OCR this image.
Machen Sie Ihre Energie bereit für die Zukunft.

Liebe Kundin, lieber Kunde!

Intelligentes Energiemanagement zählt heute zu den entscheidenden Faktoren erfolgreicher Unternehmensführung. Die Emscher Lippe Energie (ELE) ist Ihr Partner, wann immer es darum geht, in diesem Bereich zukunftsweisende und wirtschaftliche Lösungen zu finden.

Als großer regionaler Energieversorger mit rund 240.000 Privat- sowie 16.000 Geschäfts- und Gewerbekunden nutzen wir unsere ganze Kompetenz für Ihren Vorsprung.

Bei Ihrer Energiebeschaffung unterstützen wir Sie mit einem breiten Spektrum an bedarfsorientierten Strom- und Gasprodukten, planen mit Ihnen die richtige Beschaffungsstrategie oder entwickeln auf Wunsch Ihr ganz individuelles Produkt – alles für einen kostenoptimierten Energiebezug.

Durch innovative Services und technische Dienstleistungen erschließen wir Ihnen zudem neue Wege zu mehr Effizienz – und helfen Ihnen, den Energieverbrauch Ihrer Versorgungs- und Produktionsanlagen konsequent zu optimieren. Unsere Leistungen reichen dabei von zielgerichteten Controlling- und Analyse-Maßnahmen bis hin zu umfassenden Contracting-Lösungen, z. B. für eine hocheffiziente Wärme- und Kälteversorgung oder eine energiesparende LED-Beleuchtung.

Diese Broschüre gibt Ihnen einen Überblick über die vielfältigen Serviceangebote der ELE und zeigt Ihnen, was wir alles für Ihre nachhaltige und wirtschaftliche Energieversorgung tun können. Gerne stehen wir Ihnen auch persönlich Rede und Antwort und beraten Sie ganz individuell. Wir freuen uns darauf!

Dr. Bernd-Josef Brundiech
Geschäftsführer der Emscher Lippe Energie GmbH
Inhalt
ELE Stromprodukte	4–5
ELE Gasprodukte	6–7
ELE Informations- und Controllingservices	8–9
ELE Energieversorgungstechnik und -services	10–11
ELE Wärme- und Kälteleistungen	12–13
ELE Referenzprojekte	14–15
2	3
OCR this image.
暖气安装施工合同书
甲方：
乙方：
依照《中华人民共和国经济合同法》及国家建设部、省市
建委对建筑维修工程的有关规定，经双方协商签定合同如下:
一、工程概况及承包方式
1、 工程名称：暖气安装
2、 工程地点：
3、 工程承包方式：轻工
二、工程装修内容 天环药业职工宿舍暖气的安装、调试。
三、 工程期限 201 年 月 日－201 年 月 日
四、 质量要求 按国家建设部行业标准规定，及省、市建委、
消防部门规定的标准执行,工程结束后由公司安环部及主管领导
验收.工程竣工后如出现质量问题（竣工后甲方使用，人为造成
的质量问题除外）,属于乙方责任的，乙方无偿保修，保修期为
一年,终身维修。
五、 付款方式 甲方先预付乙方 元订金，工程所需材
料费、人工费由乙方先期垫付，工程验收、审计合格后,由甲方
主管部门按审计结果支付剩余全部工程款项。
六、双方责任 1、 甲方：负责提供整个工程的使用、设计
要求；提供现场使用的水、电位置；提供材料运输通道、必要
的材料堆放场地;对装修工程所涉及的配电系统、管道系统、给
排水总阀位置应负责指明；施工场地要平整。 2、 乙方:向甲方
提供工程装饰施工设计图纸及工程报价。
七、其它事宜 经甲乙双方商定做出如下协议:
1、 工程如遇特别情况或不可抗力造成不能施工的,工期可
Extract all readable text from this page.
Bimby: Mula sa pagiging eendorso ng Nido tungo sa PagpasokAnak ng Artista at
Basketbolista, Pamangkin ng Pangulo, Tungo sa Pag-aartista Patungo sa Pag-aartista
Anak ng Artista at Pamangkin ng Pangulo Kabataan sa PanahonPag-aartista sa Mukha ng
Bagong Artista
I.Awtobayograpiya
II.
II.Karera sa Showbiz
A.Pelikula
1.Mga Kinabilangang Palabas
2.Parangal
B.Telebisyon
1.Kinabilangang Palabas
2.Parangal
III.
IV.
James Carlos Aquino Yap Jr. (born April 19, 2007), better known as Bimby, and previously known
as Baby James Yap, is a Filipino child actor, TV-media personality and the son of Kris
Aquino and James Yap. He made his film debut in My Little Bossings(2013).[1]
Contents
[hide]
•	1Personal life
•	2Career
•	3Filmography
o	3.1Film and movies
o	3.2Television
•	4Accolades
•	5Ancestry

Instructions to follow => Every record shown above must be echoed exactly.

Written answer =>
OCR this image.
Machen Sie Ihre Energie bereit für die Zukunft.

Liebe Kundin, lieber Kunde!

Intelligentes Energiemanagement zählt heute zu den entscheidenden Faktoren erfolgreicher Unternehmensführung. Die Emscher Lippe Energie (ELE) ist Ihr Partner, wann immer es darum geht, in diesem Bereich zukunftsweisende und wirtschaftliche Lösungen zu finden.

Als großer regionaler Energieversorger mit rund 240.000 Privat- sowie 16.000 Geschäfts- und Gewerbekunden nutzen wir unsere ganze Kompetenz für Ihren Vorsprung.

Bei Ihrer Energiebeschaffung unterstützen wir Sie mit einem breiten Spektrum an bedarfsorientierten Strom- und Gasprodukten, planen mit Ihnen die richtige Beschaffungsstrategie oder entwickeln auf Wunsch Ihr ganz individuelles Produkt – alles für einen kostenoptimierten Energiebezug.

Durch innovative Services und technische Dienstleistungen erschließen wir Ihnen zudem neue Wege zu mehr Effizienz – und helfen Ihnen, den Energieverbrauch Ihrer Versorgungs- und Produktionsanlagen konsequent zu optimieren. Unsere Leistungen reichen dabei von zielgerichteten Controlling- und Analyse-Maßnahmen bis hin zu umfassenden Contracting-Lösungen, z. B. für eine hocheffiziente Wärme- und Kälteversorgung oder eine energiesparende LED-Beleuchtung.

Diese Broschüre gibt Ihnen einen Überblick über die vielfältigen Serviceangebote der ELE und zeigt Ihnen, was wir alles für Ihre nachhaltige und wirtschaftliche Energieversorgung tun können. Gerne stehen wir Ihnen auch persönlich Rede und Antwort und beraten Sie ganz individuell. Wir freuen uns darauf!

Dr. Bernd-Josef Brundiech
Geschäftsführer der Emscher Lippe Energie GmbH
Inhalt
ELE Stromprodukte	4–5
ELE Gasprodukte	6–7
ELE Informations- und Controllingservices	8–9
ELE Energieversorgungstechnik und -services	10–11
ELE Wärme- und Kälteleistungen	12–13
ELE Referenzprojekte	14–15
2	3
OCR this image.
暖气安装施工合同书
甲方：
乙方：
依照《中华人民共和国经济合同法》及国家建设部、省市
建委对建筑维修工程的有关规定，经双方协商签定合同如下:
一、工程概况及承包方式
1、 工程名称：暖气安装
2、 工程地点：
3、 工程承包方式：轻工
二、工程装修内容 天环药业职工宿舍暖气的安装、调试。
三、 工程期限 201 年 月 日－201 年 月 日
四、 质量要求 按国家建设部行业标准规定，及省、市建委、
消防部门规定的标准执行,工程结束后由公司安环部及主管领导
验收.工程竣工后如出现质量问题（竣工后甲方使用，人为造成
的质量问题除外）,属于乙方责任的，乙方无偿保修，保修期为
一年,终身维修。
五、 付款方式 甲方先预付乙方 元订金，工程所需材
料费、人工费由乙方先期垫付，工程验收、审计合格后,由甲方
主管部门按审计结果支付剩余全部工程款项。
六、双方责任 1、 甲方：负责提供整个工程的使用、设计
要求；提供现场使用的水、电位置；提供材料运输通道、必要
的材料堆放场地;对装修工程所涉及的配电系统、管道系统、给
排水总阀位置应负责指明；施工场地要平整。 2、 乙方:向甲方
提供工程装饰施工设计图纸及工程报价。
七、其它事宜 经甲乙双方商定做出如下协议:
1、 工程如遇特别情况或不可抗力造成不能施工的,工期可
Extract all readable text from this page.
Bimby: Mula sa pagiging eendorso ng Nido tungo sa PagpasokAnak ng Artista at
Basketbolista, Pamangkin ng Pangulo, Tungo sa Pag-aartista Patungo sa Pag-aartista
Anak ng Artista at Pamangkin ng Pangulo Kabataan sa PanahonPag-aartista sa Mukha ng
Bagong Artista
I.Awtobayograpiya
II.
II.Karera sa Showbiz
A.Pelikula
1.Mga Kinabilangang Palabas
2.Parangal
B.Telebisyon
1.Kinabilangang Palabas
2.Parangal
III.
IV.
James Carlos Aquino Yap Jr. (born April 19, 2007), better known as Bimby, and previously known
as Baby James Yap, is a Filipino child actor, TV-media personality and the son of Kris
Aquino and James Yap. He made his film debut in My Little Bossings(2013).[1]
Contents
[hide]
•	1Personal life
•	2Career
•	3Filmography
o	3.1Film and movies
o	3.2Television
•	4Accolades
•	5Ancestry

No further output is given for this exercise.